━━━ EXERCISE DATA ━━━

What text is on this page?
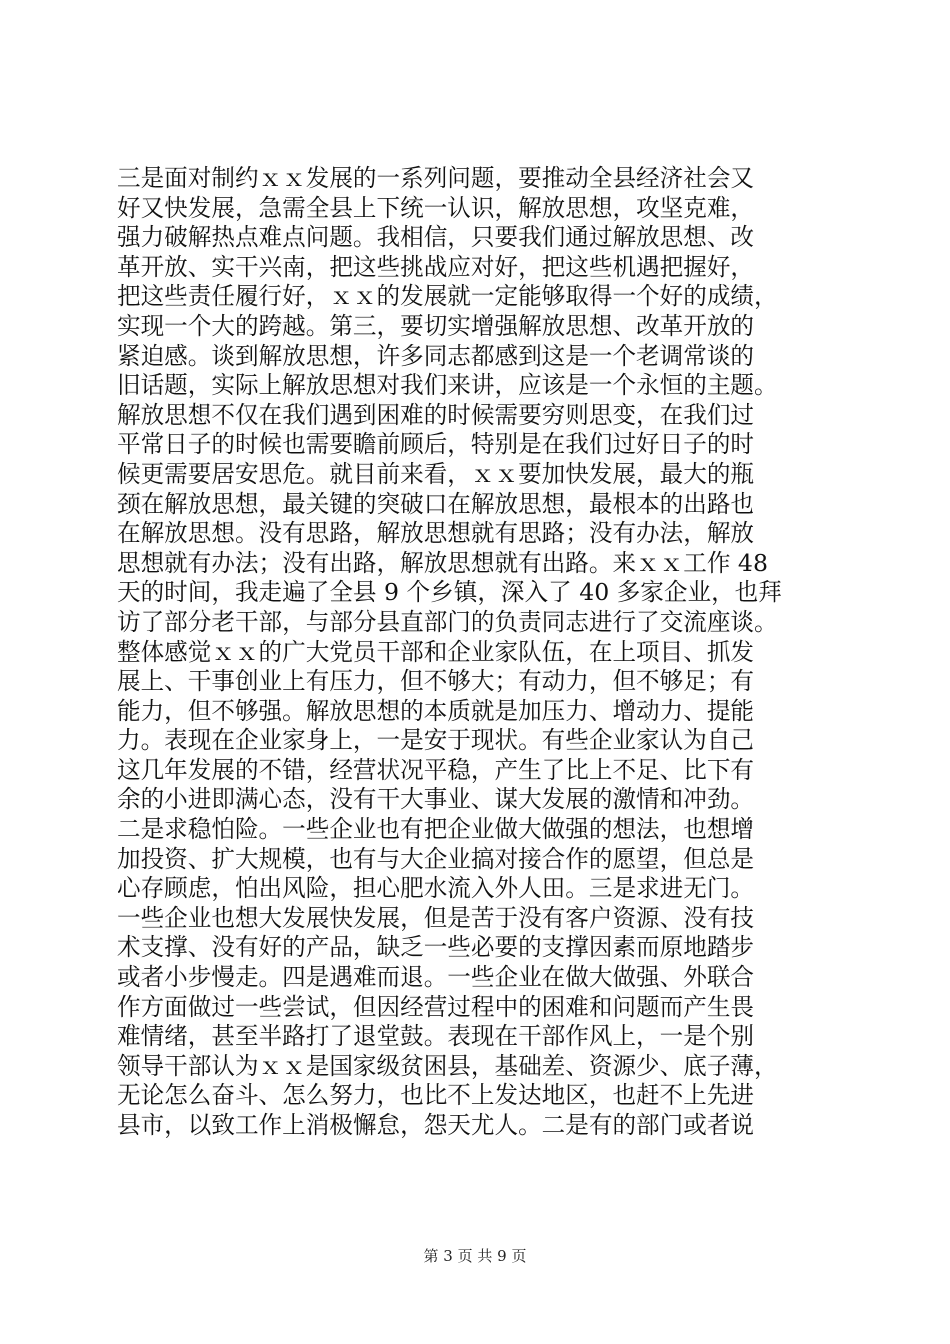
三是面对制约ｘｘ发展的一系列问题，要推动全县经济社会又
好又快发展，急需全县上下统一认识，解放思想，攻坚克难，
强力破解热点难点问题。我相信，只要我们通过解放思想、改
革开放、实干兴南，把这些挑战应对好，把这些机遇把握好，
把这些责任履行好，ｘｘ的发展就一定能够取得一个好的成绩，
实现一个大的跨越。第三，要切实增强解放思想、改革开放的
紧迫感。谈到解放思想，许多同志都感到这是一个老调常谈的
旧话题，实际上解放思想对我们来讲，应该是一个永恒的主题。
解放思想不仅在我们遇到困难的时候需要穷则思变，在我们过
平常日子的时候也需要瞻前顾后，特别是在我们过好日子的时
候更需要居安思危。就目前来看，ｘｘ要加快发展，最大的瓶
颈在解放思想，最关键的突破口在解放思想，最根本的出路也
在解放思想。没有思路，解放思想就有思路；没有办法，解放
思想就有办法；没有出路，解放思想就有出路。来ｘｘ工作 48
天的时间，我走遍了全县 9 个乡镇，深入了 40 多家企业，也拜
访了部分老干部，与部分县直部门的负责同志进行了交流座谈。
整体感觉ｘｘ的广大党员干部和企业家队伍，在上项目、抓发
展上、干事创业上有压力，但不够大；有动力，但不够足；有
能力，但不够强。解放思想的本质就是加压力、增动力、提能
力。表现在企业家身上，一是安于现状。有些企业家认为自己
这几年发展的不错，经营状况平稳，产生了比上不足、比下有
余的小进即满心态，没有干大事业、谋大发展的激情和冲劲。
二是求稳怕险。一些企业也有把企业做大做强的想法，也想增
加投资、扩大规模，也有与大企业搞对接合作的愿望，但总是
心存顾虑，怕出风险，担心肥水流入外人田。三是求进无门。
一些企业也想大发展快发展，但是苦于没有客户资源、没有技
术支撑、没有好的产品，缺乏一些必要的支撑因素而原地踏步
或者小步慢走。四是遇难而退。一些企业在做大做强、外联合
作方面做过一些尝试，但因经营过程中的困难和问题而产生畏
难情绪，甚至半路打了退堂鼓。表现在干部作风上，一是个别
领导干部认为ｘｘ是国家级贫困县，基础差、资源少、底子薄，
无论怎么奋斗、怎么努力，也比不上发达地区，也赶不上先进
县市，以致工作上消极懈怠，怨天尤人。二是有的部门或者说
第 3 页 共 9 页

━━━

- PROBLEM
Set down every record once more, word for word, without pictures.

- CORRECT ANSWER
What text is on this page?
三是面对制约ｘｘ发展的一系列问题，要推动全县经济社会又
好又快发展，急需全县上下统一认识，解放思想，攻坚克难，
强力破解热点难点问题。我相信，只要我们通过解放思想、改
革开放、实干兴南，把这些挑战应对好，把这些机遇把握好，
把这些责任履行好，ｘｘ的发展就一定能够取得一个好的成绩，
实现一个大的跨越。第三，要切实增强解放思想、改革开放的
紧迫感。谈到解放思想，许多同志都感到这是一个老调常谈的
旧话题，实际上解放思想对我们来讲，应该是一个永恒的主题。
解放思想不仅在我们遇到困难的时候需要穷则思变，在我们过
平常日子的时候也需要瞻前顾后，特别是在我们过好日子的时
候更需要居安思危。就目前来看，ｘｘ要加快发展，最大的瓶
颈在解放思想，最关键的突破口在解放思想，最根本的出路也
在解放思想。没有思路，解放思想就有思路；没有办法，解放
思想就有办法；没有出路，解放思想就有出路。来ｘｘ工作 48
天的时间，我走遍了全县 9 个乡镇，深入了 40 多家企业，也拜
访了部分老干部，与部分县直部门的负责同志进行了交流座谈。
整体感觉ｘｘ的广大党员干部和企业家队伍，在上项目、抓发
展上、干事创业上有压力，但不够大；有动力，但不够足；有
能力，但不够强。解放思想的本质就是加压力、增动力、提能
力。表现在企业家身上，一是安于现状。有些企业家认为自己
这几年发展的不错，经营状况平稳，产生了比上不足、比下有
余的小进即满心态，没有干大事业、谋大发展的激情和冲劲。
二是求稳怕险。一些企业也有把企业做大做强的想法，也想增
加投资、扩大规模，也有与大企业搞对接合作的愿望，但总是
心存顾虑，怕出风险，担心肥水流入外人田。三是求进无门。
一些企业也想大发展快发展，但是苦于没有客户资源、没有技
术支撑、没有好的产品，缺乏一些必要的支撑因素而原地踏步
或者小步慢走。四是遇难而退。一些企业在做大做强、外联合
作方面做过一些尝试，但因经营过程中的困难和问题而产生畏
难情绪，甚至半路打了退堂鼓。表现在干部作风上，一是个别
领导干部认为ｘｘ是国家级贫困县，基础差、资源少、底子薄，
无论怎么奋斗、怎么努力，也比不上发达地区，也赶不上先进
县市，以致工作上消极懈怠，怨天尤人。二是有的部门或者说
第 3 页 共 9 页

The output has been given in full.